§ WHAT YOU HAVE TO DO: Take each line containing the word "label" and copy it.

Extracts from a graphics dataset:
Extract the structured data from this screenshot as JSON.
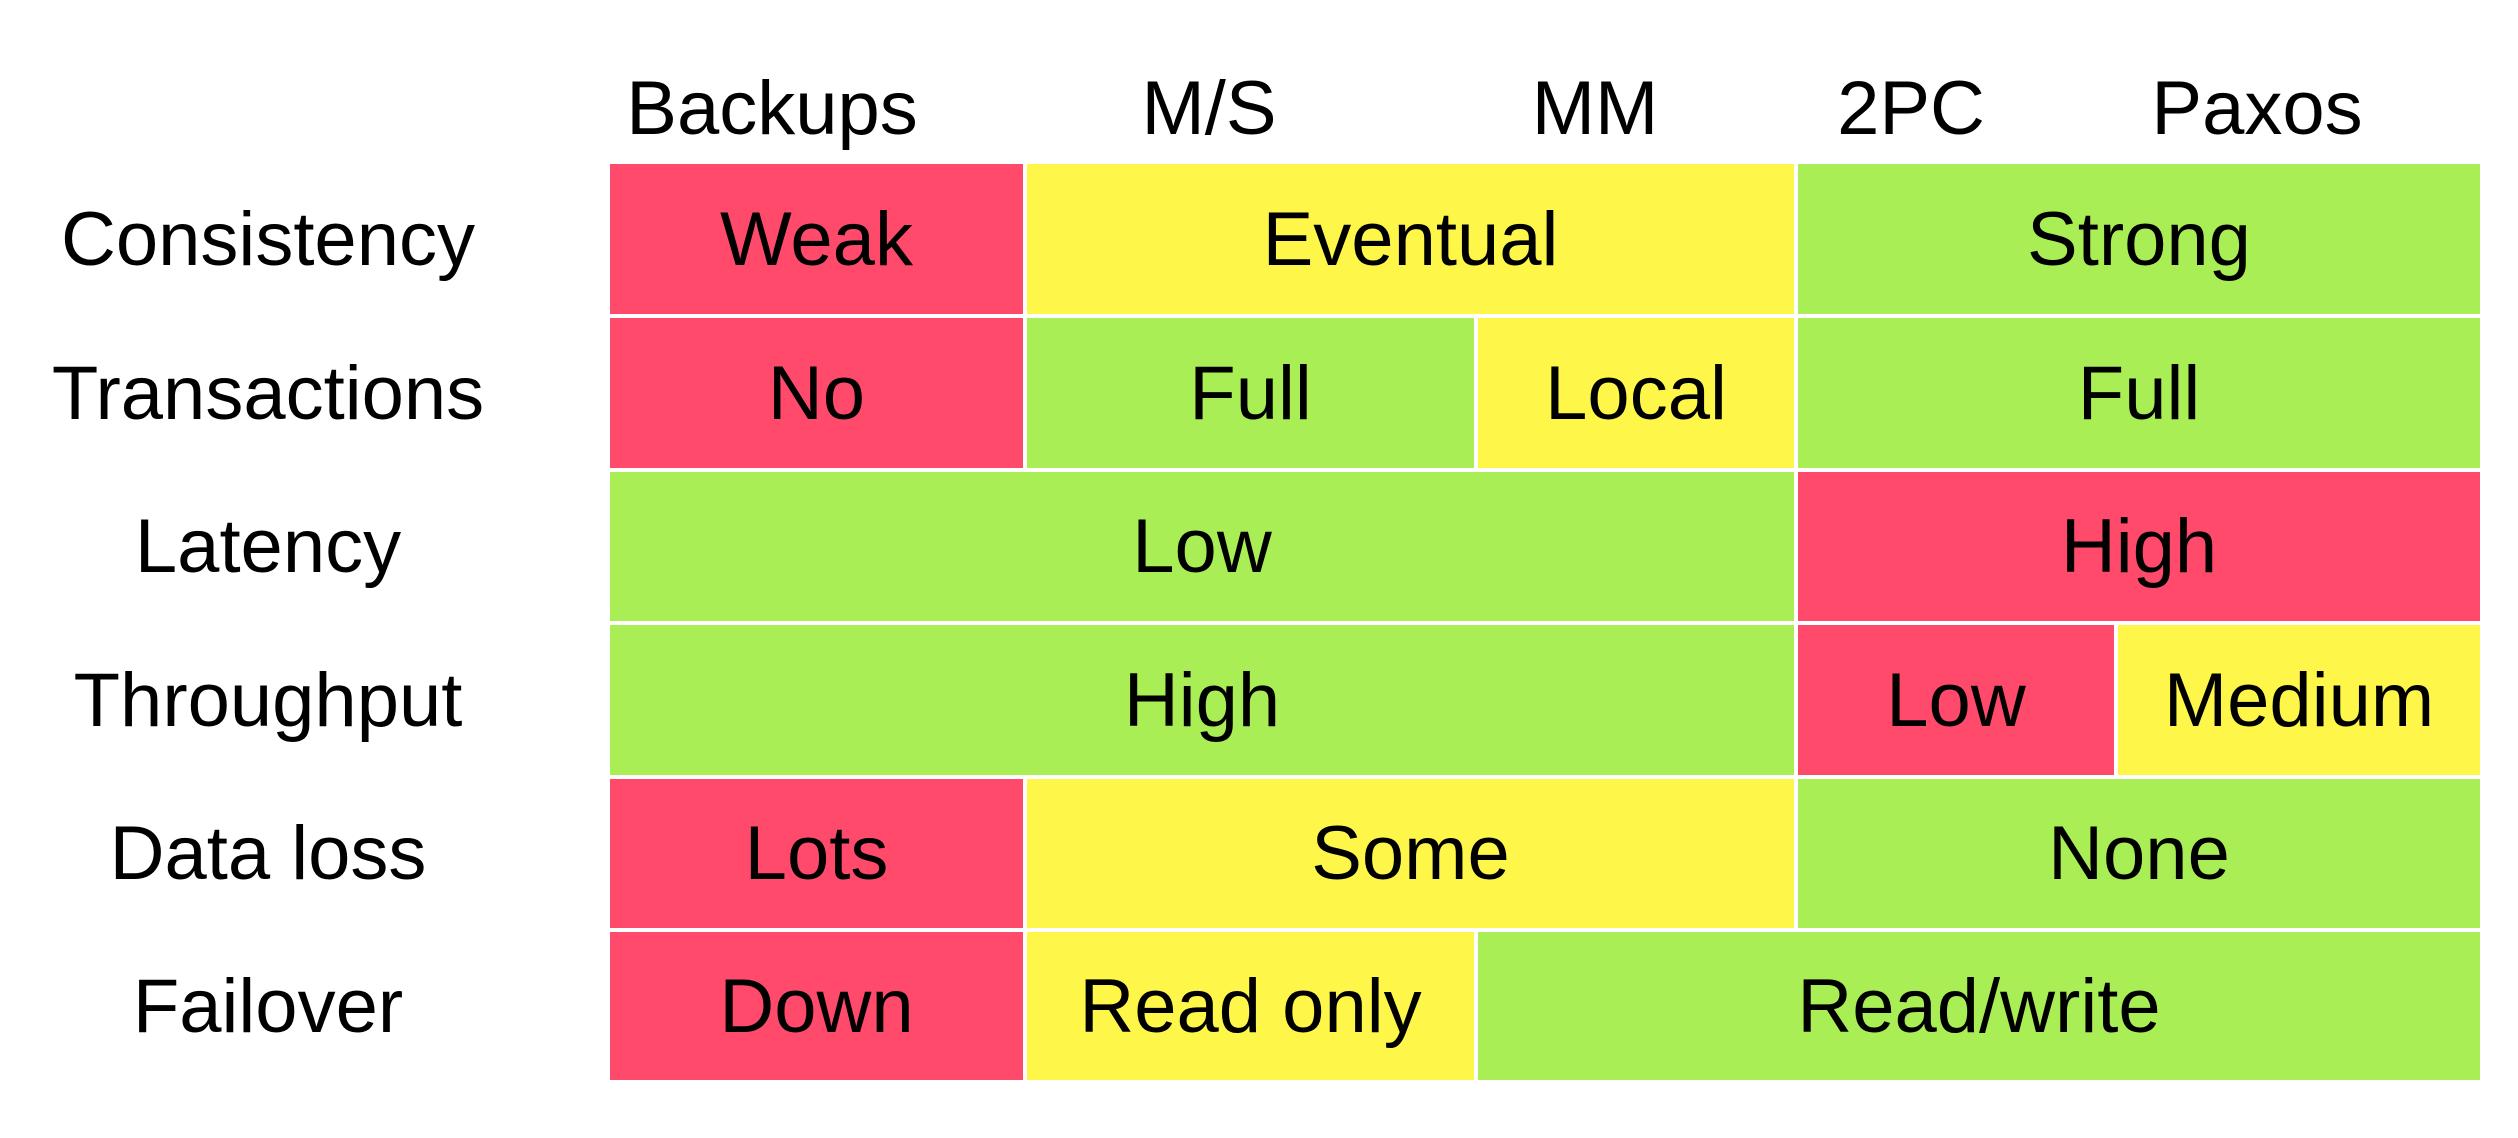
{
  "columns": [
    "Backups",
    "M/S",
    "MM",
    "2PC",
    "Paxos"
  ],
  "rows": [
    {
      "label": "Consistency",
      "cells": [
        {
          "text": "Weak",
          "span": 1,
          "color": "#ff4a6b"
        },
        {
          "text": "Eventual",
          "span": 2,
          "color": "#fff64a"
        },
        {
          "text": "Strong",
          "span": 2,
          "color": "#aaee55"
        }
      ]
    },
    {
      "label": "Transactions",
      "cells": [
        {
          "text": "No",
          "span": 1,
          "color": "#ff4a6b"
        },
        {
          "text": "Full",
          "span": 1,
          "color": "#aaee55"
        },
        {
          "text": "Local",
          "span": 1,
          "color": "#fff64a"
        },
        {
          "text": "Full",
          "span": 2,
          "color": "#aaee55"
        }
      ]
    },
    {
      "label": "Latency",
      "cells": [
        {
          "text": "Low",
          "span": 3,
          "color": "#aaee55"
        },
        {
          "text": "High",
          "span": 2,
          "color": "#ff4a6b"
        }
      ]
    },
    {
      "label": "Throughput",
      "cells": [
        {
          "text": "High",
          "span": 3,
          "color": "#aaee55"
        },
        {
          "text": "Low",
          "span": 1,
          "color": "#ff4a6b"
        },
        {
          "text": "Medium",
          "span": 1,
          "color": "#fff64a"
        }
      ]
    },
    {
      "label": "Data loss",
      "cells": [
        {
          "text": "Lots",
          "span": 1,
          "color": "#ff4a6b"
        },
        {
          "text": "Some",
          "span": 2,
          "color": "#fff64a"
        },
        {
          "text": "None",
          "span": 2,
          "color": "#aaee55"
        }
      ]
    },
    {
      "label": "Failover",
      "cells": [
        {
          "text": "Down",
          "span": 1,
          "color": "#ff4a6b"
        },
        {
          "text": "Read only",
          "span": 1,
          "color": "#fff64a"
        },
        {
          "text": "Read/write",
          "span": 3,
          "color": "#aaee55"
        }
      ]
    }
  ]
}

§ CORRECT OUTPUT:
      "label": "Consistency",
      "label": "Transactions",
      "label": "Latency",
      "label": "Throughput",
      "label": "Data loss",
      "label": "Failover",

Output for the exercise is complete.